= LISTED RECORDS =
[Begin]

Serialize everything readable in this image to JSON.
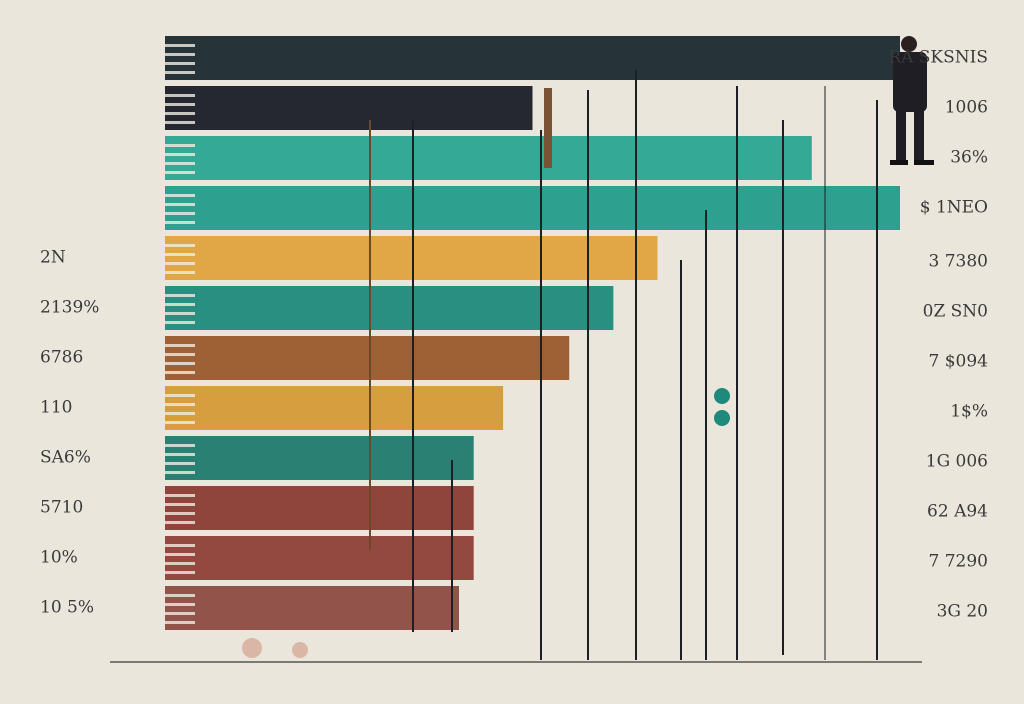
{
  "chart_data": {
    "type": "hbar",
    "categories": [
      null,
      null,
      null,
      null,
      "2N",
      "2139%",
      "6786",
      "110",
      "SA6%",
      "5710",
      "10%",
      "10 5%"
    ],
    "values": [
      100,
      50,
      88,
      100,
      67,
      61,
      55,
      46,
      42,
      42,
      42,
      40
    ],
    "colors": [
      "#1b2a30",
      "#1a1d27",
      "#2aa590",
      "#239c8b",
      "#e0a23c",
      "#1f8a7b",
      "#9a5a2c",
      "#d59a36",
      "#1f7a6d",
      "#8a3b33",
      "#8e3f37",
      "#8d4b41"
    ],
    "annotations": [
      "RA SKSNIS",
      "1006",
      "36%",
      "$ 1NEO",
      "3 7380",
      "0Z SN0",
      "7 $094",
      "1$%",
      "1G 006",
      "62 A94",
      "7 7290",
      "3G 20"
    ],
    "xlim": [
      0,
      100
    ]
  }
}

[End]

= SET TASK =
Transcribe the records above verbatim. Do not carry over any picture.

= WRITTEN ANSWER =
Serialize everything readable in this image to JSON.
{
  "chart_data": {
    "type": "hbar",
    "categories": [
      null,
      null,
      null,
      null,
      "2N",
      "2139%",
      "6786",
      "110",
      "SA6%",
      "5710",
      "10%",
      "10 5%"
    ],
    "values": [
      100,
      50,
      88,
      100,
      67,
      61,
      55,
      46,
      42,
      42,
      42,
      40
    ],
    "colors": [
      "#1b2a30",
      "#1a1d27",
      "#2aa590",
      "#239c8b",
      "#e0a23c",
      "#1f8a7b",
      "#9a5a2c",
      "#d59a36",
      "#1f7a6d",
      "#8a3b33",
      "#8e3f37",
      "#8d4b41"
    ],
    "annotations": [
      "RA SKSNIS",
      "1006",
      "36%",
      "$ 1NEO",
      "3 7380",
      "0Z SN0",
      "7 $094",
      "1$%",
      "1G 006",
      "62 A94",
      "7 7290",
      "3G 20"
    ],
    "xlim": [
      0,
      100
    ]
  }
}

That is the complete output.